→ **Directions**
**1.** In the pistachio farm article, how many pistachio trees cover the Fresno farm?
**2.** Write the next few paragraphs of the pistachio farm article, picking up after its final sentence.

→ **Text extract**
####

FRESNO, California/BUENOS AIRES, Argentina — About 420,000 pistachio trees loaded with tiny yellow nuts cover a spacious 700-hectare farm in Fresno. It is late August, in the middle of the harvest season. The farm, a former vineyard, has tripled in size and value during the past 10 years — a sign of the attention such operations are attracting from international investors.

“You remember when we had our economic collapse in 2008. Everything was bad. People lost jobs,” said Kirk Sagouspe, 51, a local evaluator of farmland. “But agriculture started to do really well then. So, you had people getting out of the stock market, and … putting their money into agriculture, so (there was) a better return on your investment,” he added with a wide smile.

The money invested in the pistachio farm stems from a massive monetary easing policy implemented after the September 2008 economic shock triggered by the collapse of major investment bank Lehman Brothers — the so-called “Lehman shock.” The pistachio business offered more than 10 percent of its yield at one point, and institutional investors in advanced economies poured money into the farm. “Recently, South Korean, Chinese and Japanese investors are injecting their money,” said an official of a Canadian asset management firm that distributes profits from sale of the nuts and farmland.

With the infusion of easy money, real estate and stock markets were resurrected from the deep freeze they had been in since the Lehman shock. In 2016, the U.S. housing price index rebounded beyond its pre-2008 peak. The Dow Jones Industrial Average stock index also marked a historic high in January this year.

####

→ **Available data**
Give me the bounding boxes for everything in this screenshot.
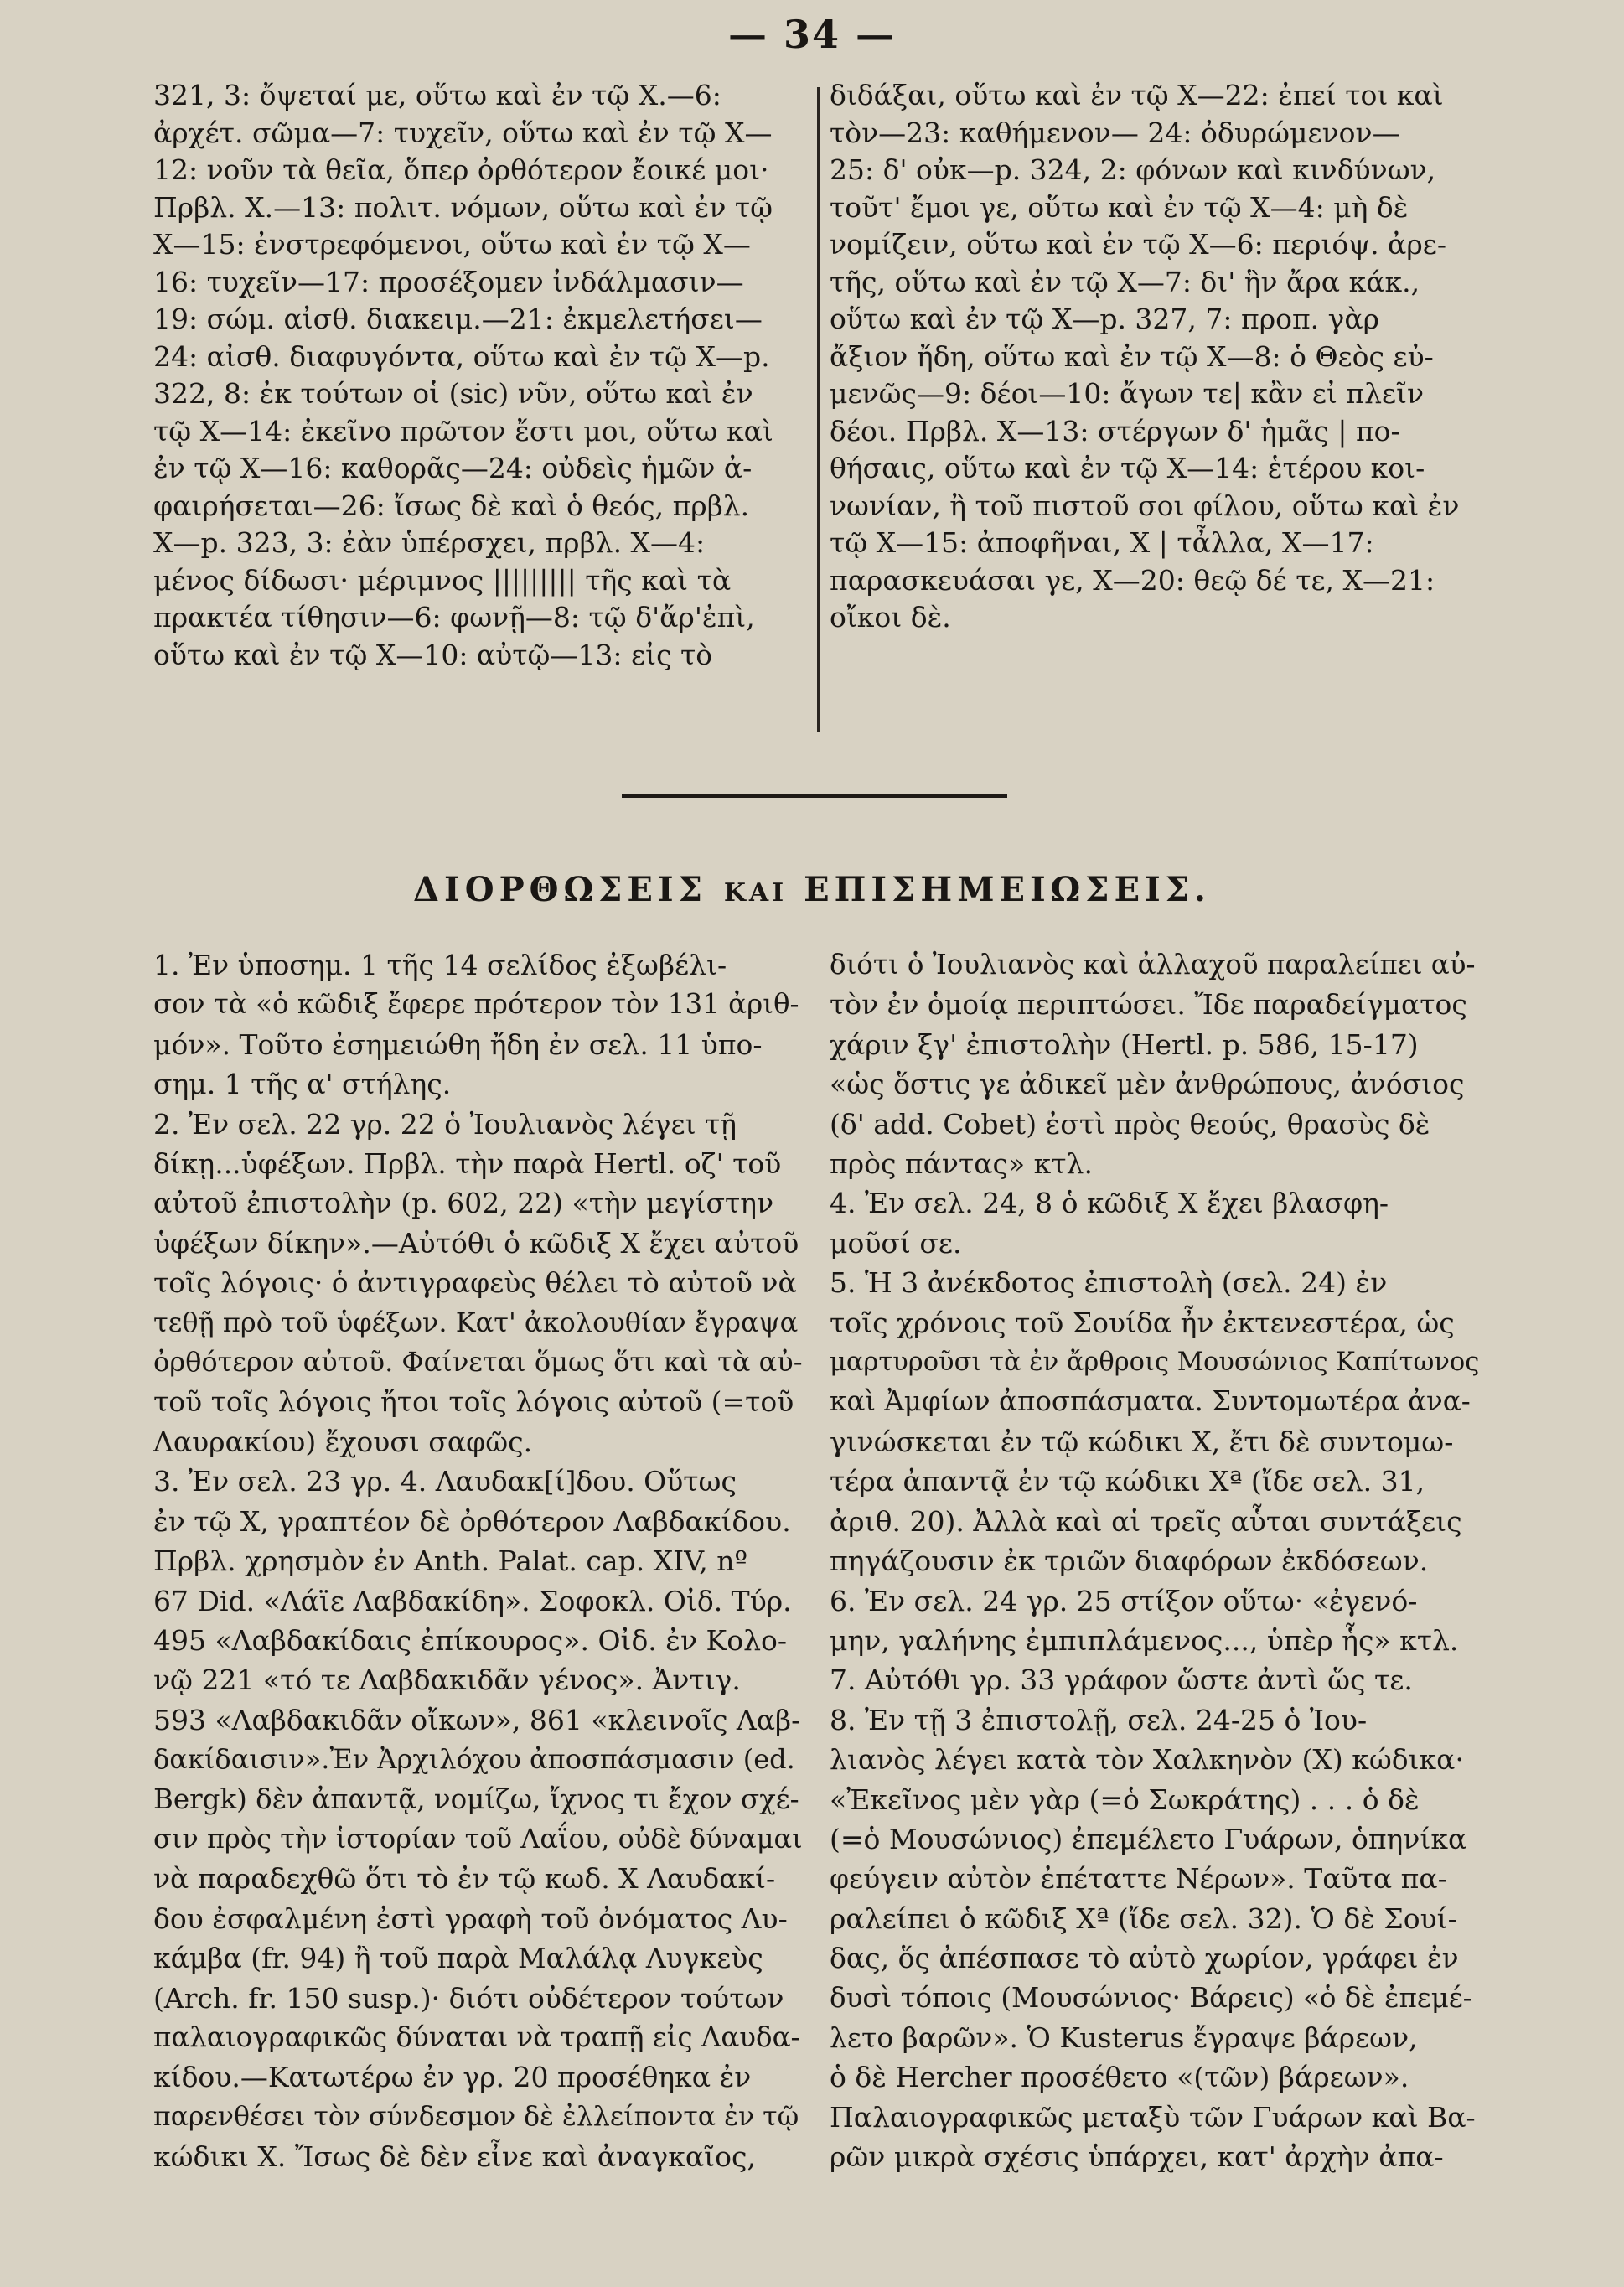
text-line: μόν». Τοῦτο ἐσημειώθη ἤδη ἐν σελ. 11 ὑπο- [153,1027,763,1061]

####

→ **Set of answers**
**1.** About 420,000

**2.**
The land price in Tokyo’s posh Ginza district, meanwhile, rose to unprecedented levels for three years in a row from 2016, and this past January, the Nikkei Stock Average hit its highest peak in 26 years.

With such developments, some institutional investors, looking to high-yield investment portfolios rather than low-return government bonds to meet their promises of pension and insurance payments, ended up investing in pistachio farms. However, due to supply increases, appreciation of the price of farmland is slowing. Furthermore, China has slapped a 25 percent tariff on U.S.-made pistachio nuts in retaliation for sanctions leveled by the U.S. administration of President Donald Trump in his trade war.

Devin Aviles, a 51-year-old production manager at the Fresno farm, is worried. “I think what a lot of people are thinking is, it could reduce our exports to China maybe by 50 percent,” he said. Sagouspe agreed. “Unless they can get it worked out, it’s going to have a huge impact on the industry for sure,” he said. He is also concerned about pistachio overproduction, saying with a clouded expression on his face it is possible production is already overheating.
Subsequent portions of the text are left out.